═════ Entries supplied
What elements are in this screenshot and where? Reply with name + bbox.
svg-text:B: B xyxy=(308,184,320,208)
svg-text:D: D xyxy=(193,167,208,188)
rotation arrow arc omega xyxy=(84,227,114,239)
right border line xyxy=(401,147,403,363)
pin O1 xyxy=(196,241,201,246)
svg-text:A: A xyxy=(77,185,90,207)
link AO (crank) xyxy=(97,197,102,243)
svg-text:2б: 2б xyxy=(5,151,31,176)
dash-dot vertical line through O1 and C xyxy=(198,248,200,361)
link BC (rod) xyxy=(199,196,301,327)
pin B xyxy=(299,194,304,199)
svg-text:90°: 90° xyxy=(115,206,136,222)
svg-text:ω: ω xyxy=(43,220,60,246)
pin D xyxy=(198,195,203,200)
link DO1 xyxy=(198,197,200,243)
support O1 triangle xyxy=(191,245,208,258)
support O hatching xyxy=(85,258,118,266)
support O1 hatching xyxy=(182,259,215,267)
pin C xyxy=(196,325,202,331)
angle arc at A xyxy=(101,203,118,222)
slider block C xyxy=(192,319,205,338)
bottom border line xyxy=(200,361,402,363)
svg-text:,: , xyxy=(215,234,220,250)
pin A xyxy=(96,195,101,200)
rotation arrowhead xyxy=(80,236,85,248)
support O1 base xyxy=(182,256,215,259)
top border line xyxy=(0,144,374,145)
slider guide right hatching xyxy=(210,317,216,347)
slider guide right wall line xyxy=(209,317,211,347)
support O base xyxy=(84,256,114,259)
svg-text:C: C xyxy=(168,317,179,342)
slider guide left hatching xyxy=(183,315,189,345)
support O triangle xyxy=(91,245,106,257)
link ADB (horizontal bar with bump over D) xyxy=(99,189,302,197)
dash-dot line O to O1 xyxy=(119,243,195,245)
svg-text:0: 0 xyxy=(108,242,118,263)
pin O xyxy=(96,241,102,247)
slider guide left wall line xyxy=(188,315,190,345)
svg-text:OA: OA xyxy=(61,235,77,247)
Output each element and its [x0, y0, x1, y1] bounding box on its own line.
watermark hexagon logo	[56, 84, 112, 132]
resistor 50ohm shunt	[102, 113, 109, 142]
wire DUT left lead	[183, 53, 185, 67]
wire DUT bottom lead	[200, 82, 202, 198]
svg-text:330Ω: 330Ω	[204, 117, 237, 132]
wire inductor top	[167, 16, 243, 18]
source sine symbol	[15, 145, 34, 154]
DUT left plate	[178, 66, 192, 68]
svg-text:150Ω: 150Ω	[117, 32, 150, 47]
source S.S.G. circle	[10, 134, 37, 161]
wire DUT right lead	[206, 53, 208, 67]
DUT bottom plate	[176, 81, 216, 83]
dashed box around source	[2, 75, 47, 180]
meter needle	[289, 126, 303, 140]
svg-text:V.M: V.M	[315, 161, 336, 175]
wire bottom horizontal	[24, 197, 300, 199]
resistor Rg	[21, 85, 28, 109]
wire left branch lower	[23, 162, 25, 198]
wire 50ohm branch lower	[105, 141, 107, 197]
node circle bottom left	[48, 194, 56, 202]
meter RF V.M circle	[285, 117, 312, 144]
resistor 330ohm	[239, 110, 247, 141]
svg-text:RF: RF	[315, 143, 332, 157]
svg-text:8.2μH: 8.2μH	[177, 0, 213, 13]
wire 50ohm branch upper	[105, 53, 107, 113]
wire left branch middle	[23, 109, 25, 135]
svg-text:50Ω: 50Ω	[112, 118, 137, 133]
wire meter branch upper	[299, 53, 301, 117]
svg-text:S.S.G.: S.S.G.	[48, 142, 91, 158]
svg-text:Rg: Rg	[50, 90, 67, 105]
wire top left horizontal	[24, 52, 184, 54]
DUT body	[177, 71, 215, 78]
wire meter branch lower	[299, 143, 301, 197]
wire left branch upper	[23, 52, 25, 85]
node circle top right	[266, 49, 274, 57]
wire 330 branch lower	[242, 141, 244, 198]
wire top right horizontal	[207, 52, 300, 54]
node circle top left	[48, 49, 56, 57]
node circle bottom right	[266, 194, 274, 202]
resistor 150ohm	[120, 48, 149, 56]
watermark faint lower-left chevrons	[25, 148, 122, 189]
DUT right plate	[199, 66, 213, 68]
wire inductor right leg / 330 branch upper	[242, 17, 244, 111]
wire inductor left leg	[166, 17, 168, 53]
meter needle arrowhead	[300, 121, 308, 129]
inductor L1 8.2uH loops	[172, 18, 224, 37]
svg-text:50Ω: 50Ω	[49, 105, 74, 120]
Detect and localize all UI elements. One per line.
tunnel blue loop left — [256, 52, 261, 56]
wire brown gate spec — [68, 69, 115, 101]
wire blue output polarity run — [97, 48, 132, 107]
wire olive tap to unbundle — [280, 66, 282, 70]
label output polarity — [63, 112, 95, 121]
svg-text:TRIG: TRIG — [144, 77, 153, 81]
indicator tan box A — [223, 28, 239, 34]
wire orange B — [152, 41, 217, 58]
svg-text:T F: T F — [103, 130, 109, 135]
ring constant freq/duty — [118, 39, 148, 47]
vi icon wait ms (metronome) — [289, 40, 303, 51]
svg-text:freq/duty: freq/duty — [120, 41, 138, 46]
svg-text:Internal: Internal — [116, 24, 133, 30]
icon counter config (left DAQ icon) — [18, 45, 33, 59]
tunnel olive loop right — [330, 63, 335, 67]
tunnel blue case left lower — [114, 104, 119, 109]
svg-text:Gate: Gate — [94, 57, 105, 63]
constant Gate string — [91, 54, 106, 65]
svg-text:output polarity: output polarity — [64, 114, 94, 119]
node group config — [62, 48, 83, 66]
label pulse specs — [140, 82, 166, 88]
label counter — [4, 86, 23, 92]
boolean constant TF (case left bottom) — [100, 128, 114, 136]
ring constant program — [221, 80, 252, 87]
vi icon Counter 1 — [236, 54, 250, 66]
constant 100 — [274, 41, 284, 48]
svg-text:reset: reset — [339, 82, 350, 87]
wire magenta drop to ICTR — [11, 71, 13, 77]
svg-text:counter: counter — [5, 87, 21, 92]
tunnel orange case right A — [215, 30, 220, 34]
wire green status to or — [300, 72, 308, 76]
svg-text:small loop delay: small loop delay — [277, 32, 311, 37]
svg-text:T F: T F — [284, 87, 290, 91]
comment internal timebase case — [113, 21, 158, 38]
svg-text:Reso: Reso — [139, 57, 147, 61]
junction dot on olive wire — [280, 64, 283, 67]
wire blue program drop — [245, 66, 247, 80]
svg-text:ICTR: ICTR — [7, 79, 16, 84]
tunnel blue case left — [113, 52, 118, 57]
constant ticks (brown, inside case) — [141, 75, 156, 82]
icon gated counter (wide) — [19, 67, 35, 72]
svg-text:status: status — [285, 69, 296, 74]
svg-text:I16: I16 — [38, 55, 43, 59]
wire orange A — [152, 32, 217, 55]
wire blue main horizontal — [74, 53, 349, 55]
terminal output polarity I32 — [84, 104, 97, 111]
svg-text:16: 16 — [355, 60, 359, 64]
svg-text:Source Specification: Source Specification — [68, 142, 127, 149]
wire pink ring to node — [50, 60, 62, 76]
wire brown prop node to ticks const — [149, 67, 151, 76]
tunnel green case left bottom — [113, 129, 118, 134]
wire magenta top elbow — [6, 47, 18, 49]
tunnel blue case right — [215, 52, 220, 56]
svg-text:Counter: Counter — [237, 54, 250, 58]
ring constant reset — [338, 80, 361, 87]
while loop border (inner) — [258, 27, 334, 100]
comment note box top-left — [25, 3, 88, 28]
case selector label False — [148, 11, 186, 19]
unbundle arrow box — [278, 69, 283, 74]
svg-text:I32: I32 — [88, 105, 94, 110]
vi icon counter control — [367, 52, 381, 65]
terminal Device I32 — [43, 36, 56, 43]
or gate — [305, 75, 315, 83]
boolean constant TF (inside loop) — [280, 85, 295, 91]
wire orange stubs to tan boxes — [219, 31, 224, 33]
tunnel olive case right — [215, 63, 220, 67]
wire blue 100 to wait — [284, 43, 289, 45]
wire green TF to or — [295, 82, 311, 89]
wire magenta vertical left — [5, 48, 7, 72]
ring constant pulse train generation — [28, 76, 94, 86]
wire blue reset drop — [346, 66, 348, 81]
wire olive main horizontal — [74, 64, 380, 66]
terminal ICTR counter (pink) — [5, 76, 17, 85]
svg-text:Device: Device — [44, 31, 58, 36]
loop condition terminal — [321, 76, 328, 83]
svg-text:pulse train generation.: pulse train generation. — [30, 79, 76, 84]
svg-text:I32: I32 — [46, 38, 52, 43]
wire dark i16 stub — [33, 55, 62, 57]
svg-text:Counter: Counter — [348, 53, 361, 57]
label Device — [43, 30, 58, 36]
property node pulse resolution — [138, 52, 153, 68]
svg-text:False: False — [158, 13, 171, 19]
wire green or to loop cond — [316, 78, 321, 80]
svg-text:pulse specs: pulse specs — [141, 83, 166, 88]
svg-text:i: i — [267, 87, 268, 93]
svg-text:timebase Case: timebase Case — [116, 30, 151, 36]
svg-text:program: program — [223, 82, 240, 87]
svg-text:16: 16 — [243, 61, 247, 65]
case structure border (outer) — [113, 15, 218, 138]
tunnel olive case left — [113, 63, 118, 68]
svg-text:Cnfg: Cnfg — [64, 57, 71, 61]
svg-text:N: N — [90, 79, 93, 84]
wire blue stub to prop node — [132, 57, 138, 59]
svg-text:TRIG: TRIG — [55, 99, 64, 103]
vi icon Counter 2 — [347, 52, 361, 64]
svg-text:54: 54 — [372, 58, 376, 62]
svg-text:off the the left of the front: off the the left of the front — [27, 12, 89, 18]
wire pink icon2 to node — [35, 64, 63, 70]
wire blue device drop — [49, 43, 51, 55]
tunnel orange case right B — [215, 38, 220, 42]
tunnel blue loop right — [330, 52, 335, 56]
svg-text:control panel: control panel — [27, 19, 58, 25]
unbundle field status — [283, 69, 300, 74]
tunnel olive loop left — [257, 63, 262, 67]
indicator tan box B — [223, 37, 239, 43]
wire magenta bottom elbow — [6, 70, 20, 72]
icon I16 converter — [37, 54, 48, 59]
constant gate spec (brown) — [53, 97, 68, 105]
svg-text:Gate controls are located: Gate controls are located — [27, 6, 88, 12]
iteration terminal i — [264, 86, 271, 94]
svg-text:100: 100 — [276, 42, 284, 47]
══════════
Exercise: Rewrite the records as a numbered list, starting at the beginning of the records and going on through the line with "pin O1 xyxy=(196,241,201,246)", and leave out any blank lines.

Task answer:
1. What elements are in this screenshot and where? Reply with name + bbox.
2. svg-text:B: B xyxy=(308,184,320,208)
3. svg-text:D: D xyxy=(193,167,208,188)
4. rotation arrow arc omega xyxy=(84,227,114,239)
5. right border line xyxy=(401,147,403,363)
6. pin O1 xyxy=(196,241,201,246)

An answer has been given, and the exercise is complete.